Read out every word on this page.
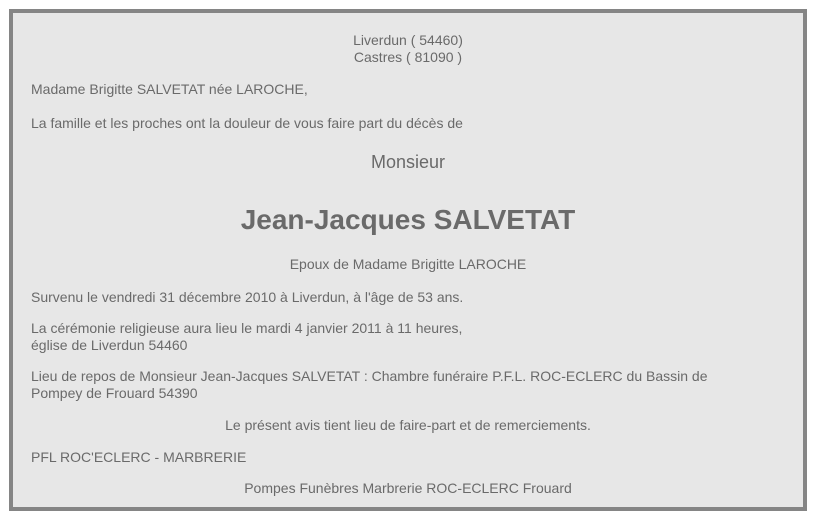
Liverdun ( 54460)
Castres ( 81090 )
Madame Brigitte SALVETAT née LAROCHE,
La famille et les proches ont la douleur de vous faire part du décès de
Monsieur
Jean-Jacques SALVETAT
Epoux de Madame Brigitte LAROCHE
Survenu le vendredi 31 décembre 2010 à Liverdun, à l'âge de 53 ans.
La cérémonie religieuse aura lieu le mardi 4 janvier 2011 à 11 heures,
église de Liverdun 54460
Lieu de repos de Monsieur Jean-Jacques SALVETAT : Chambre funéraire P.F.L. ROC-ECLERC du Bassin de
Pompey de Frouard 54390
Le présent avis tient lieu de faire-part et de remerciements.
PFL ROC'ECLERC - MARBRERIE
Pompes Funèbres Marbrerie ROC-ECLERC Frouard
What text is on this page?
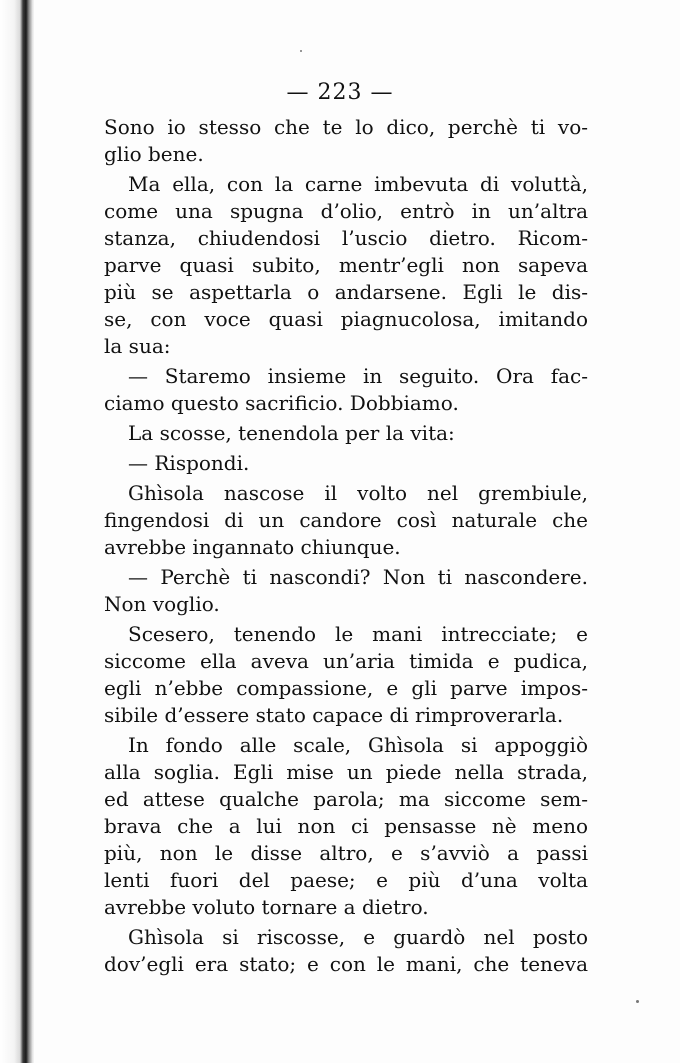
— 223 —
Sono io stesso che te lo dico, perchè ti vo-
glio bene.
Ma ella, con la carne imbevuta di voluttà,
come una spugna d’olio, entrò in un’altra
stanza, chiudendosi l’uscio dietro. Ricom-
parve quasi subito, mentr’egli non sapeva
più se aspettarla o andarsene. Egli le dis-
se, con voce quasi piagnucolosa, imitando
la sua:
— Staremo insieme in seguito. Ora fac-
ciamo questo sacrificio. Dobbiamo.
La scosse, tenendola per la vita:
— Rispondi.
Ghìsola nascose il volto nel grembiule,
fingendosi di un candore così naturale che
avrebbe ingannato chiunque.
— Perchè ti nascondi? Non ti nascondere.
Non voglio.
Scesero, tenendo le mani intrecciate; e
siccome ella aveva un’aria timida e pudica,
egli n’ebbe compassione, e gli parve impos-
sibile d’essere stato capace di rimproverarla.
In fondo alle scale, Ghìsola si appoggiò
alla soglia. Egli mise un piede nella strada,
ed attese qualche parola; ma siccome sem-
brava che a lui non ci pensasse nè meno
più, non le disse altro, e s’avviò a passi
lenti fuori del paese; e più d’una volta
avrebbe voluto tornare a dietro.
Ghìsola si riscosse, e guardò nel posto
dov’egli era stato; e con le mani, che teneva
---
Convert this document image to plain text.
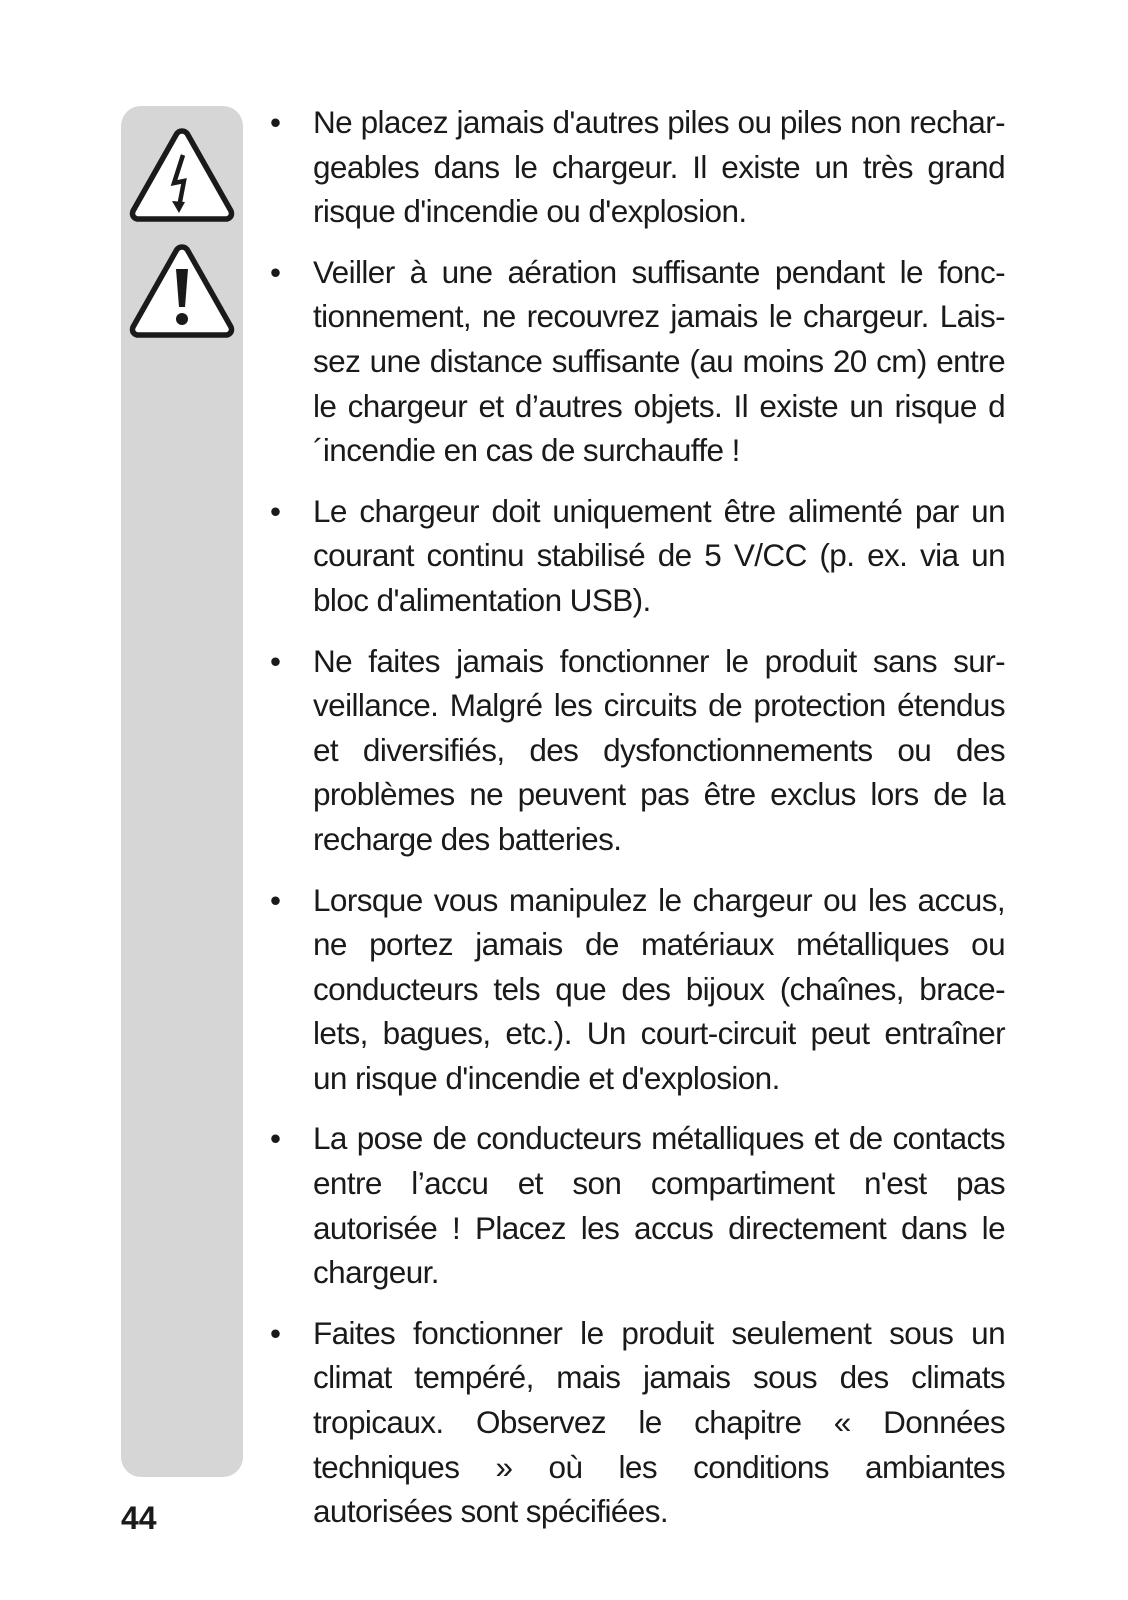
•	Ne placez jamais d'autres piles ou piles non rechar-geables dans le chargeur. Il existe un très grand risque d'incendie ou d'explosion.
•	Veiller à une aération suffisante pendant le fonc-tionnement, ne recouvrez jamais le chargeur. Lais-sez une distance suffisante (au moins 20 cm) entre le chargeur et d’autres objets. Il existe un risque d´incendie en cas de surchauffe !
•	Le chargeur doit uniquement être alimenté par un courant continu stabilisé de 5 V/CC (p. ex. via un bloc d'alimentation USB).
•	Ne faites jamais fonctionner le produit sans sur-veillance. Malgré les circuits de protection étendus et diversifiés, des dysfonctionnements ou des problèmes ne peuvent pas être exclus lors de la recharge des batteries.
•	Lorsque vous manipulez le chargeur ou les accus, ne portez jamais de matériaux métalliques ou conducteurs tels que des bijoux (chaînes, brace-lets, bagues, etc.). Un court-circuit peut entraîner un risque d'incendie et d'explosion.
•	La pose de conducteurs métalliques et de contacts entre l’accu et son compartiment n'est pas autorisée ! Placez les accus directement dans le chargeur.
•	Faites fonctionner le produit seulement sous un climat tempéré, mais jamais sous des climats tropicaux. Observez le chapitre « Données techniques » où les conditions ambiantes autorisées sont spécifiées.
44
==
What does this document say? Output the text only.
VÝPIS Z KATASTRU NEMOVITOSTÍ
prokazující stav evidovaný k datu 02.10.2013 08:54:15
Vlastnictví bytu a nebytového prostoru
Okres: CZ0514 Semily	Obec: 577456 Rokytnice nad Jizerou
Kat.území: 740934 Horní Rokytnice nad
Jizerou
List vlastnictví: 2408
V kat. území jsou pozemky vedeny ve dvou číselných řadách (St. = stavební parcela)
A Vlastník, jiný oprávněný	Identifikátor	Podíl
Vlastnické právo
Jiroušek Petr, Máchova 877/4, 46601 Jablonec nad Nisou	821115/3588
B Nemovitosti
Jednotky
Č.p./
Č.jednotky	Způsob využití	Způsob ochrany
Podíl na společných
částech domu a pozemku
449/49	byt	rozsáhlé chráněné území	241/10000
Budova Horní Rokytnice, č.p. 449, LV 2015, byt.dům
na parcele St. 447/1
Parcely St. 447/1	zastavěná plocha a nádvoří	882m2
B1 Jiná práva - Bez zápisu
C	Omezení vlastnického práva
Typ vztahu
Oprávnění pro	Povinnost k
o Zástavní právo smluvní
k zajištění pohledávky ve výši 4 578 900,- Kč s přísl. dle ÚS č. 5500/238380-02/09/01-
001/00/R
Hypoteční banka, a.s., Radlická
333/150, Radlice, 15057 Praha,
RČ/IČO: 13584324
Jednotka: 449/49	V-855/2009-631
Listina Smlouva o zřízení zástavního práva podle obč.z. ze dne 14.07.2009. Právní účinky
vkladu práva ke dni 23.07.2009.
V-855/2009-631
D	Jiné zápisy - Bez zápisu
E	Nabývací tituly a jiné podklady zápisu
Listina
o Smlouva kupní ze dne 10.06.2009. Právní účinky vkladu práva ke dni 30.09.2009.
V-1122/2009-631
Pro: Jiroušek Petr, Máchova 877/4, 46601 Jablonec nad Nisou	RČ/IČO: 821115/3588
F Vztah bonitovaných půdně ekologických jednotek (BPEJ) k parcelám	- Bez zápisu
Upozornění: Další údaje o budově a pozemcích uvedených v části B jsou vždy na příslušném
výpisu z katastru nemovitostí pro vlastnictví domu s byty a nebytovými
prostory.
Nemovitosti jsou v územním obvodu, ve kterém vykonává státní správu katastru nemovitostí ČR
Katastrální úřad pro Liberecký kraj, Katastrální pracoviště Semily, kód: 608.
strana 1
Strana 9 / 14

_WHAT IS ASKED_
Show every line from the entries above in which the word "SALVETAT" appears.

_WRITTEN RESPONSE_
Madame Brigitte SALVETAT née LAROCHE,
Jean-Jacques SALVETAT
Lieu de repos de Monsieur Jean-Jacques SALVETAT : Chambre funéraire P.F.L. ROC-ECLERC du Bassin de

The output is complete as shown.